MATERIAL —

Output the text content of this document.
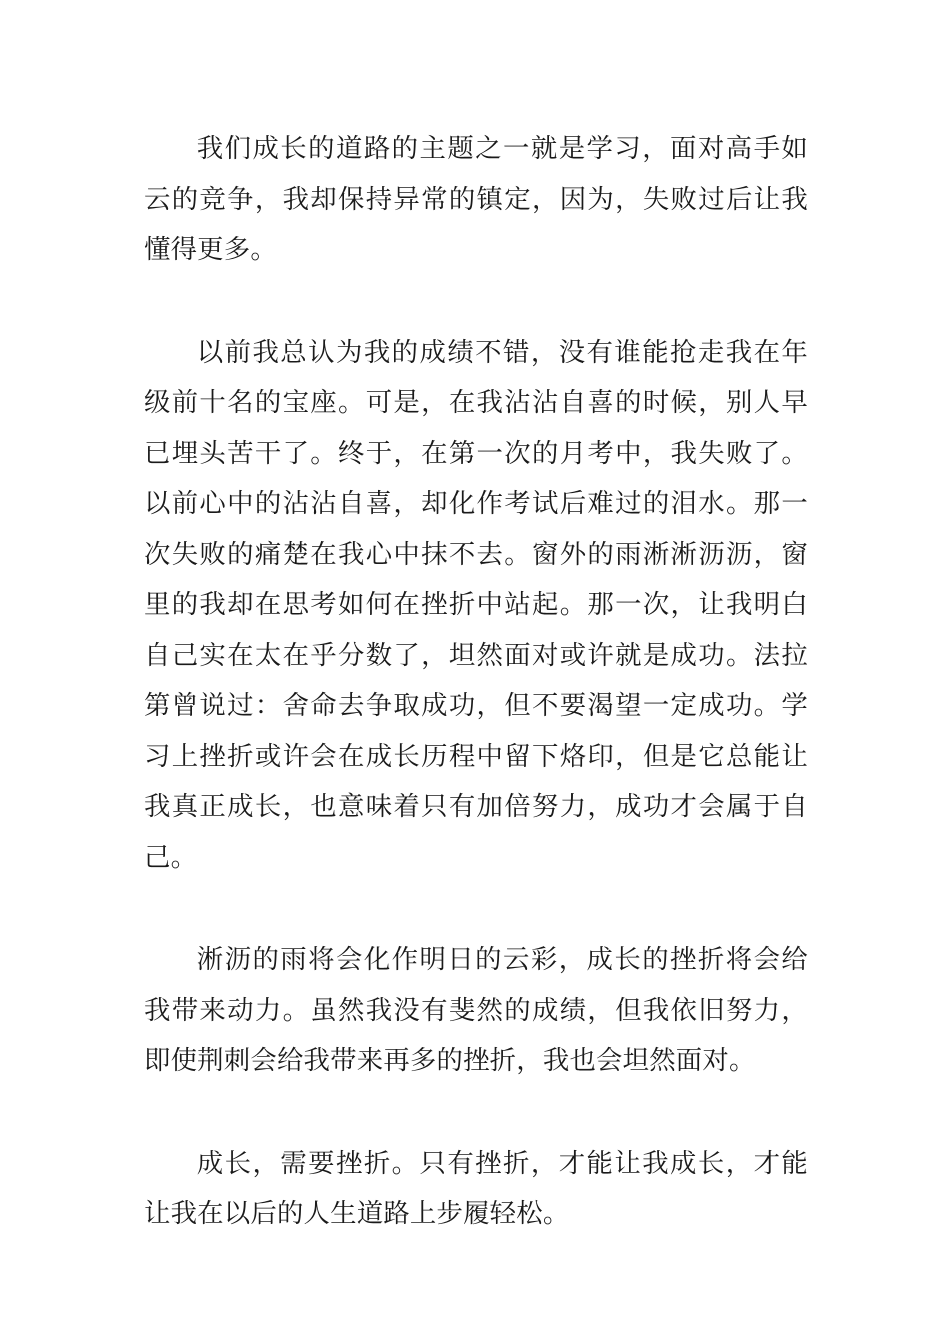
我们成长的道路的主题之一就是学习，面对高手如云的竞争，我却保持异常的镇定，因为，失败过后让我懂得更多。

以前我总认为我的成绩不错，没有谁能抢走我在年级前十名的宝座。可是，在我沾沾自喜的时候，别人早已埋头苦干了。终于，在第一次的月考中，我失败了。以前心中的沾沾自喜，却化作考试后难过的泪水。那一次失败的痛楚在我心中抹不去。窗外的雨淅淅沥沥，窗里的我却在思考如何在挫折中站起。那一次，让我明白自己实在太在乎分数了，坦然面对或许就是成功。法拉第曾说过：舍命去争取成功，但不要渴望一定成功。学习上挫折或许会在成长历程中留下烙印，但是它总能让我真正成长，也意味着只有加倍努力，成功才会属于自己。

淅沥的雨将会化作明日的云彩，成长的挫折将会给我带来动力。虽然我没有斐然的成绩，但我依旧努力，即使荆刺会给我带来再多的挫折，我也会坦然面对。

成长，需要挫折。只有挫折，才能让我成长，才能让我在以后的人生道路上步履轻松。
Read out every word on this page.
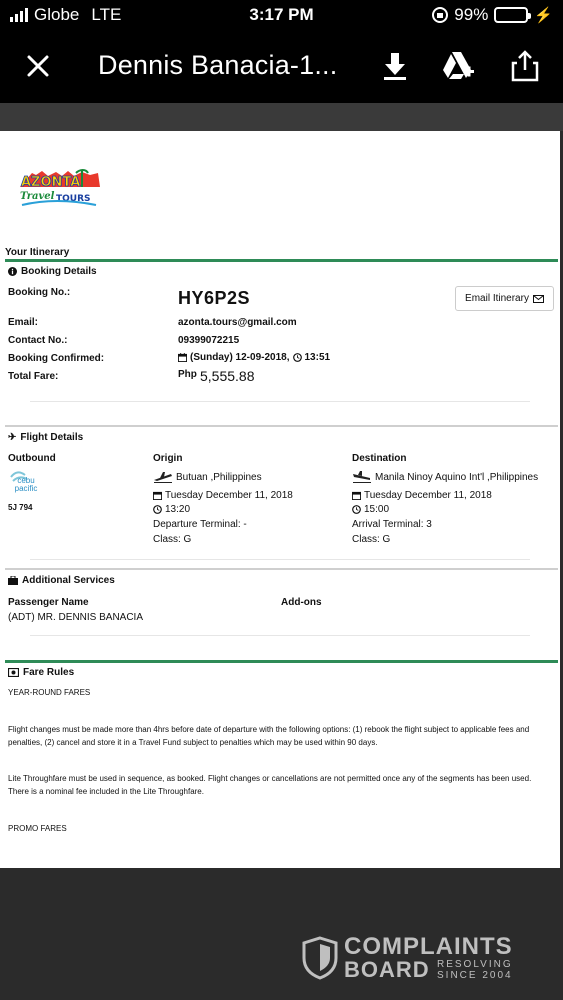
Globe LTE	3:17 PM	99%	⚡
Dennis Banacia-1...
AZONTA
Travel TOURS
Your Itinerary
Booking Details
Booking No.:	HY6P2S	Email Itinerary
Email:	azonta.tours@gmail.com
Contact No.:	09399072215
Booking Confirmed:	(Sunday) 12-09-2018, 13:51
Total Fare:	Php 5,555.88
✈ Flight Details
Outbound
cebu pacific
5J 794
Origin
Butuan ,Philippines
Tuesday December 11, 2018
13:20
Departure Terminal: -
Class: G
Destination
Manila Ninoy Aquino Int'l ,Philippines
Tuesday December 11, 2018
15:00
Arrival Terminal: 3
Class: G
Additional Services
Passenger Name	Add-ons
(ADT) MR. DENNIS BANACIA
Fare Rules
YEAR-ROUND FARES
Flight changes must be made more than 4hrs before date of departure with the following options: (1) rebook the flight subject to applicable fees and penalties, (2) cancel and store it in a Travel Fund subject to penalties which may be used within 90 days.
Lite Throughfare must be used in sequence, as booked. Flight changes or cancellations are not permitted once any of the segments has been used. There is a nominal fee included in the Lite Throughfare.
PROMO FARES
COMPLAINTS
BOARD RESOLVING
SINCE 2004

TASK STATEMENT — The material above holds pictures; copy everything else in it exactly.

WRITTEN SOLUTION —
Output the text content of this document.
我们成长的道路的主题之一就是学习，面对高手如云的竞争，我却保持异常的镇定，因为，失败过后让我懂得更多。

以前我总认为我的成绩不错，没有谁能抢走我在年级前十名的宝座。可是，在我沾沾自喜的时候，别人早已埋头苦干了。终于，在第一次的月考中，我失败了。以前心中的沾沾自喜，却化作考试后难过的泪水。那一次失败的痛楚在我心中抹不去。窗外的雨淅淅沥沥，窗里的我却在思考如何在挫折中站起。那一次，让我明白自己实在太在乎分数了，坦然面对或许就是成功。法拉第曾说过：舍命去争取成功，但不要渴望一定成功。学习上挫折或许会在成长历程中留下烙印，但是它总能让我真正成长，也意味着只有加倍努力，成功才会属于自己。

淅沥的雨将会化作明日的云彩，成长的挫折将会给我带来动力。虽然我没有斐然的成绩，但我依旧努力，即使荆刺会给我带来再多的挫折，我也会坦然面对。

成长，需要挫折。只有挫折，才能让我成长，才能让我在以后的人生道路上步履轻松。
Read out every word on this page.
Globe LTE	3:17 PM	99%	⚡
Dennis Banacia-1...
AZONTA
Travel TOURS
Your Itinerary
Booking Details
Booking No.:	HY6P2S	Email Itinerary
Email:	azonta.tours@gmail.com
Contact No.:	09399072215
Booking Confirmed:	(Sunday) 12-09-2018, 13:51
Total Fare:	Php 5,555.88
✈ Flight Details
Outbound
cebu pacific
5J 794
Origin
Butuan ,Philippines
Tuesday December 11, 2018
13:20
Departure Terminal: -
Class: G
Destination
Manila Ninoy Aquino Int'l ,Philippines
Tuesday December 11, 2018
15:00
Arrival Terminal: 3
Class: G
Additional Services
Passenger Name	Add-ons
(ADT) MR. DENNIS BANACIA
Fare Rules
YEAR-ROUND FARES
Flight changes must be made more than 4hrs before date of departure with the following options: (1) rebook the flight subject to applicable fees and penalties, (2) cancel and store it in a Travel Fund subject to penalties which may be used within 90 days.
Lite Throughfare must be used in sequence, as booked. Flight changes or cancellations are not permitted once any of the segments has been used. There is a nominal fee included in the Lite Throughfare.
PROMO FARES
COMPLAINTS
BOARD RESOLVING
SINCE 2004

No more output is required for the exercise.